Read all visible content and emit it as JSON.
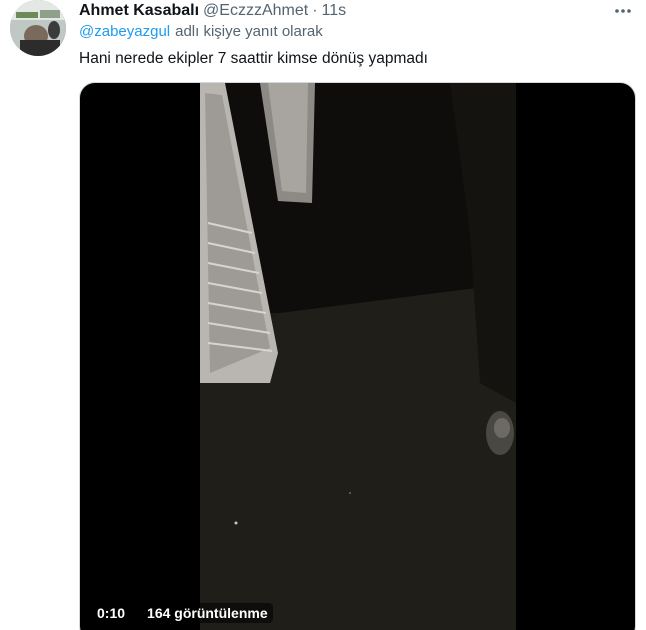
{
  "tweet": {
    "author_name": "Ahmet Kasabalı",
    "author_handle": "@EczzzAhmet",
    "separator": "·",
    "timestamp": "11s",
    "reply_to_handle": "@zabeyazgul",
    "reply_to_suffix": "adlı kişiye yanıt olarak",
    "text": "Hani nerede ekipler 7 saattir kimse dönüş yapmadı",
    "more_icon": "more-horizontal-icon"
  },
  "video": {
    "duration": "0:10",
    "views": "164 görüntülenme"
  },
  "colors": {
    "text_primary": "#0f1419",
    "text_secondary": "#536471",
    "link": "#1d9bf0",
    "media_background": "#000000"
  }
}
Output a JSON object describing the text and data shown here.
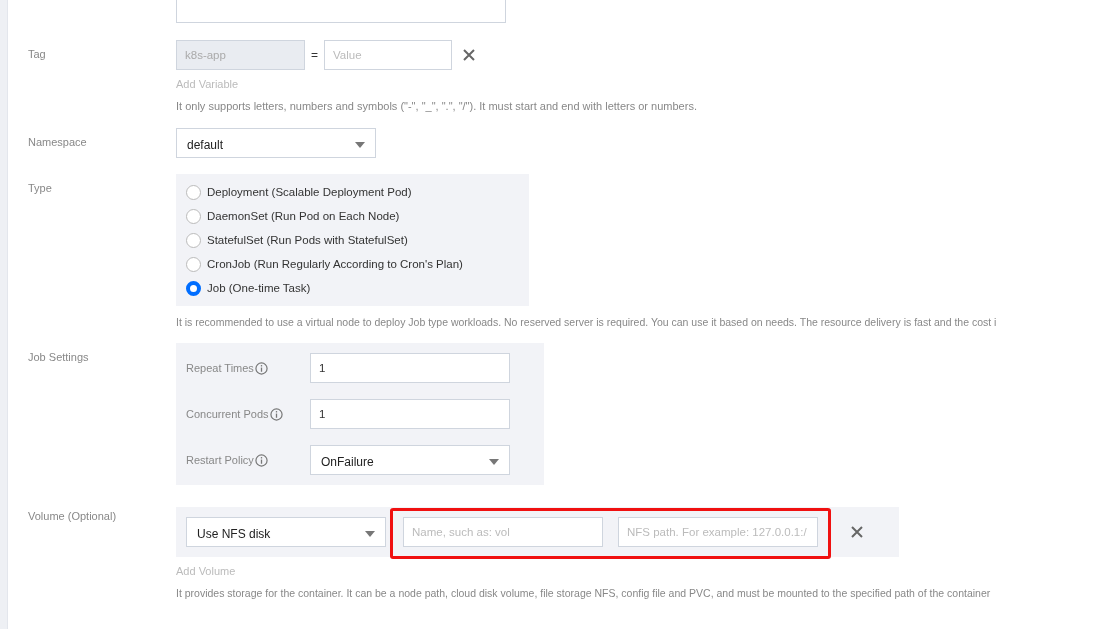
{
  "tag": {
    "label": "Tag",
    "key": "k8s-app",
    "separator": "=",
    "value_placeholder": "Value",
    "add_link": "Add Variable",
    "hint": "It only supports letters, numbers and symbols (\"-\", \"_\", \".\", \"/\"). It must start and end with letters or numbers."
  },
  "namespace": {
    "label": "Namespace",
    "value": "default"
  },
  "type": {
    "label": "Type",
    "options": [
      {
        "label": "Deployment (Scalable Deployment Pod)",
        "selected": false
      },
      {
        "label": "DaemonSet (Run Pod on Each Node)",
        "selected": false
      },
      {
        "label": "StatefulSet (Run Pods with StatefulSet)",
        "selected": false
      },
      {
        "label": "CronJob (Run Regularly According to Cron's Plan)",
        "selected": false
      },
      {
        "label": "Job (One-time Task)",
        "selected": true
      }
    ],
    "hint": "It is recommended to use a virtual node to deploy Job type workloads. No reserved server is required. You can use it based on needs. The resource delivery is fast and the cost i"
  },
  "job_settings": {
    "label": "Job Settings",
    "fields": [
      {
        "label": "Repeat Times",
        "kind": "input",
        "value": "1"
      },
      {
        "label": "Concurrent Pods",
        "kind": "input",
        "value": "1"
      },
      {
        "label": "Restart Policy",
        "kind": "select",
        "value": "OnFailure"
      }
    ]
  },
  "volume": {
    "label": "Volume (Optional)",
    "source": "Use NFS disk",
    "name_placeholder": "Name, such as: vol",
    "path_placeholder": "NFS path. For example: 127.0.0.1:/",
    "highlighted": true,
    "add_link": "Add Volume",
    "hint": "It provides storage for the container. It can be a node path, cloud disk volume, file storage NFS, config file and PVC, and must be mounted to the specified path of the container"
  }
}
· · ·
Instruction.
Output, exactly, all the records above; include no pictures.

Written response.
Read all visible content and emit it as JSON.
{
  "tweet": {
    "author_name": "Ahmet Kasabalı",
    "author_handle": "@EczzzAhmet",
    "separator": "·",
    "timestamp": "11s",
    "reply_to_handle": "@zabeyazgul",
    "reply_to_suffix": "adlı kişiye yanıt olarak",
    "text": "Hani nerede ekipler 7 saattir kimse dönüş yapmadı",
    "more_icon": "more-horizontal-icon"
  },
  "video": {
    "duration": "0:10",
    "views": "164 görüntülenme"
  },
  "colors": {
    "text_primary": "#0f1419",
    "text_secondary": "#536471",
    "link": "#1d9bf0",
    "media_background": "#000000"
  }
}
Output a JSON object describing the text and data shown here.
{
  "tag": {
    "label": "Tag",
    "key": "k8s-app",
    "separator": "=",
    "value_placeholder": "Value",
    "add_link": "Add Variable",
    "hint": "It only supports letters, numbers and symbols (\"-\", \"_\", \".\", \"/\"). It must start and end with letters or numbers."
  },
  "namespace": {
    "label": "Namespace",
    "value": "default"
  },
  "type": {
    "label": "Type",
    "options": [
      {
        "label": "Deployment (Scalable Deployment Pod)",
        "selected": false
      },
      {
        "label": "DaemonSet (Run Pod on Each Node)",
        "selected": false
      },
      {
        "label": "StatefulSet (Run Pods with StatefulSet)",
        "selected": false
      },
      {
        "label": "CronJob (Run Regularly According to Cron's Plan)",
        "selected": false
      },
      {
        "label": "Job (One-time Task)",
        "selected": true
      }
    ],
    "hint": "It is recommended to use a virtual node to deploy Job type workloads. No reserved server is required. You can use it based on needs. The resource delivery is fast and the cost i"
  },
  "job_settings": {
    "label": "Job Settings",
    "fields": [
      {
        "label": "Repeat Times",
        "kind": "input",
        "value": "1"
      },
      {
        "label": "Concurrent Pods",
        "kind": "input",
        "value": "1"
      },
      {
        "label": "Restart Policy",
        "kind": "select",
        "value": "OnFailure"
      }
    ]
  },
  "volume": {
    "label": "Volume (Optional)",
    "source": "Use NFS disk",
    "name_placeholder": "Name, such as: vol",
    "path_placeholder": "NFS path. For example: 127.0.0.1:/",
    "highlighted": true,
    "add_link": "Add Volume",
    "hint": "It provides storage for the container. It can be a node path, cloud disk volume, file storage NFS, config file and PVC, and must be mounted to the specified path of the container"
  }
}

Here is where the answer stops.